(Lines of data)
========
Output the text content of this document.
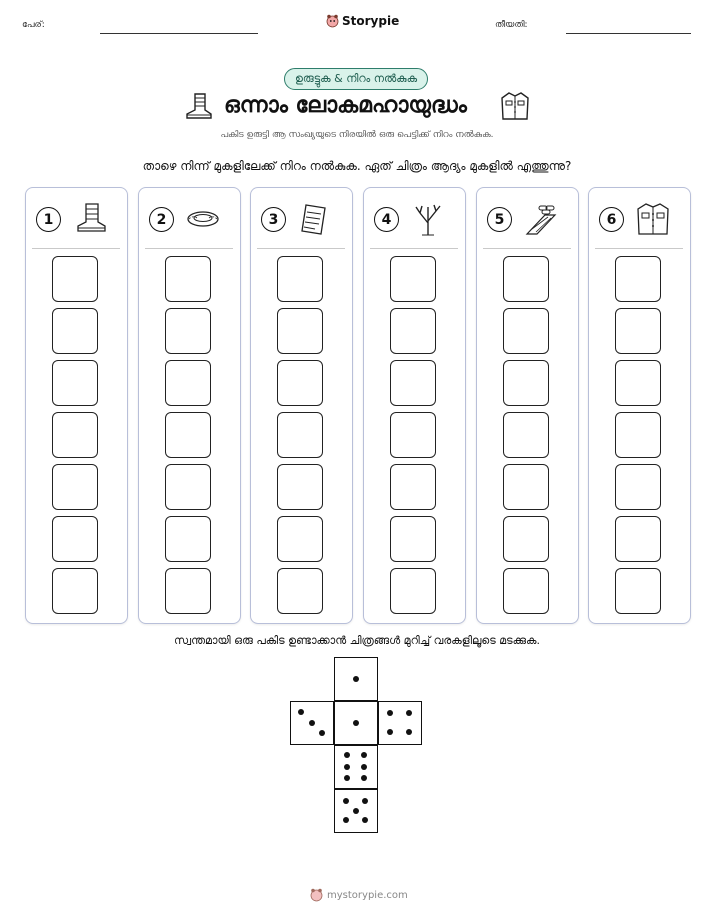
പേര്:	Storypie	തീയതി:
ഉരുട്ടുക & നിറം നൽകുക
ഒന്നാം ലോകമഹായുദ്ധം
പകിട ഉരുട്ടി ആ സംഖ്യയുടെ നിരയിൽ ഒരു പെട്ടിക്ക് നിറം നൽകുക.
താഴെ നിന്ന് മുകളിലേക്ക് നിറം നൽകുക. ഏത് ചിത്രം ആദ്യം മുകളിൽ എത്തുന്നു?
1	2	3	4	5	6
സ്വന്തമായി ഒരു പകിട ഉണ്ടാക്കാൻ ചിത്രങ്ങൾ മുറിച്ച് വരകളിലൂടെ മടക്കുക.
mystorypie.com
========
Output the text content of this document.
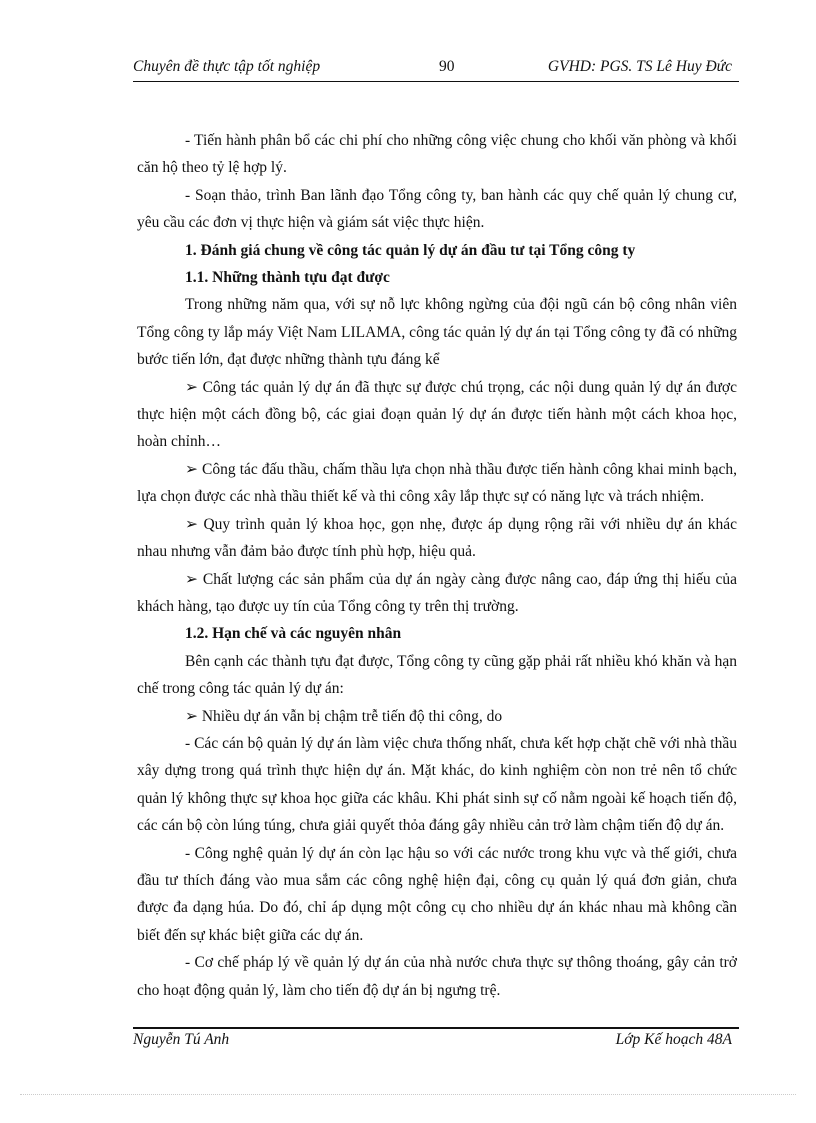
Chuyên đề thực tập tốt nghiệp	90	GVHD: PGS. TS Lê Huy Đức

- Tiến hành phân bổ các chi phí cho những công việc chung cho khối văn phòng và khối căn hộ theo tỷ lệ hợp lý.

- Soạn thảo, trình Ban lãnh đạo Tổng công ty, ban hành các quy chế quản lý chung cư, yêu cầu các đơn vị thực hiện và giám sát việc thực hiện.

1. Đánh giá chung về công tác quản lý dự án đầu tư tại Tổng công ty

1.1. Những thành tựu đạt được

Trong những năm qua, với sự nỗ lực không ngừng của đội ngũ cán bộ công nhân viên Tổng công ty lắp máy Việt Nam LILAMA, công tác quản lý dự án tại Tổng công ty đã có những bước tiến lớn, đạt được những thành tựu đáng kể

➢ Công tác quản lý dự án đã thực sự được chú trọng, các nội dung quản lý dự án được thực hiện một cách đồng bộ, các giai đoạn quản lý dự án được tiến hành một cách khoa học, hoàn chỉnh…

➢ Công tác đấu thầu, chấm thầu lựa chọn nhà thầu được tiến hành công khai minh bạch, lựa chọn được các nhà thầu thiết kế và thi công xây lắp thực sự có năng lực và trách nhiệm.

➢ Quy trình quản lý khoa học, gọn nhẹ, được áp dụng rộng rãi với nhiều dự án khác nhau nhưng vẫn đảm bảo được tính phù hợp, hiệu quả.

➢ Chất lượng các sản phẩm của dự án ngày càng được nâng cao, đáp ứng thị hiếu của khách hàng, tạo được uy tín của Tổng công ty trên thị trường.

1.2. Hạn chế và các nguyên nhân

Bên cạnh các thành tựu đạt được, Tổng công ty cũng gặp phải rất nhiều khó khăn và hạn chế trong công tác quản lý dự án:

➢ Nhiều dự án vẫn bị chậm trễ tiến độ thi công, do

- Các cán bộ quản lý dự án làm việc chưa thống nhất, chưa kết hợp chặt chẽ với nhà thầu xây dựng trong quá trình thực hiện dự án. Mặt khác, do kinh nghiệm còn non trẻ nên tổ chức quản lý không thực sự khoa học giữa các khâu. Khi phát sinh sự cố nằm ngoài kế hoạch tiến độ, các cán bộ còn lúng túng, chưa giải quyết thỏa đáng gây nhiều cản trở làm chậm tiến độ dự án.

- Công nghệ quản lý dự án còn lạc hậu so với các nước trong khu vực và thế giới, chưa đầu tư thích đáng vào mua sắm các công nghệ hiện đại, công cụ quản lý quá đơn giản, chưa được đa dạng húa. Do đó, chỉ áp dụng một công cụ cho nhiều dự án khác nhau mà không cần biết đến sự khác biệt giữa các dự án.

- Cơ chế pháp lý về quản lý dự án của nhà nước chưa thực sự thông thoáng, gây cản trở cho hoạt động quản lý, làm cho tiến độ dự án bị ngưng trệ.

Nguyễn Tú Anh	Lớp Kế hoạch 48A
========
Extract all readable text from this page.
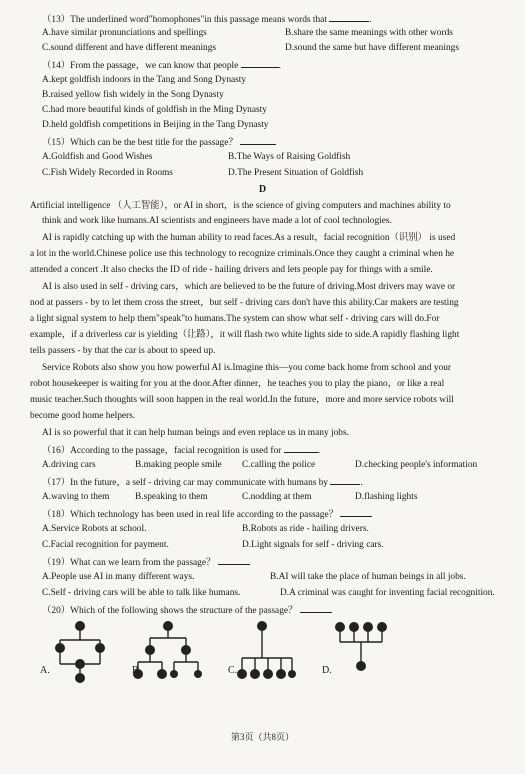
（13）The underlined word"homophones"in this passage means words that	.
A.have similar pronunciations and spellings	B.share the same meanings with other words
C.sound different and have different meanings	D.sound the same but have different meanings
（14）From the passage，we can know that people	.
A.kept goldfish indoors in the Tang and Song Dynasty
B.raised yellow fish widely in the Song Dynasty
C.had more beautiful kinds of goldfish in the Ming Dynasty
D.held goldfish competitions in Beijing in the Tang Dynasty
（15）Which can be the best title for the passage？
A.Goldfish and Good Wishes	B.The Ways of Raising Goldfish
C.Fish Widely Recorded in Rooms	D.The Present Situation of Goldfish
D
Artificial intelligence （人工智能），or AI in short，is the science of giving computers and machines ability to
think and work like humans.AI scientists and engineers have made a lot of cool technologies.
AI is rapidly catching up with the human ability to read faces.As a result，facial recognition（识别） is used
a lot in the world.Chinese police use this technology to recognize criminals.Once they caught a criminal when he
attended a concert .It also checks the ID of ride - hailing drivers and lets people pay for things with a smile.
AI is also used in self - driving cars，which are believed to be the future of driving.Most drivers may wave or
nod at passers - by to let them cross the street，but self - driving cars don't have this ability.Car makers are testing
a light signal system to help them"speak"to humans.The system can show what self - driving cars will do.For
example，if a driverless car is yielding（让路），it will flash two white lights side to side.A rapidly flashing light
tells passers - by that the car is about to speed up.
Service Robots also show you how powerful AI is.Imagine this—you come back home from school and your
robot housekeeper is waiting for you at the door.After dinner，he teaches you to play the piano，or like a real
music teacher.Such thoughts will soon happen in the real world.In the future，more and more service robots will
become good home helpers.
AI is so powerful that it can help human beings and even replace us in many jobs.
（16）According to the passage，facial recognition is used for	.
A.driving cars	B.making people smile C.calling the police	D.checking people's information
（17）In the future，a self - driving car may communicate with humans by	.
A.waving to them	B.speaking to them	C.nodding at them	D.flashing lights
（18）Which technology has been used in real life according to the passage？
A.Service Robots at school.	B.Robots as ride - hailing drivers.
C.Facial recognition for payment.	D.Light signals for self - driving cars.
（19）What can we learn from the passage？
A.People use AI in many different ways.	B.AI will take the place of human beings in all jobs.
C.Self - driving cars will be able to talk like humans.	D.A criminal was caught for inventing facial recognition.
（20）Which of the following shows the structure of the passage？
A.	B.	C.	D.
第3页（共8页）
========
◆ What to work on
Write down every line of the data above that includes the string "criminal".

◆ Complete answer
a lot in the world.Chinese police use this technology to recognize criminals.Once they caught a criminal when he
C.Self - driving cars will be able to talk like humans.	D.A criminal was caught for inventing facial recognition.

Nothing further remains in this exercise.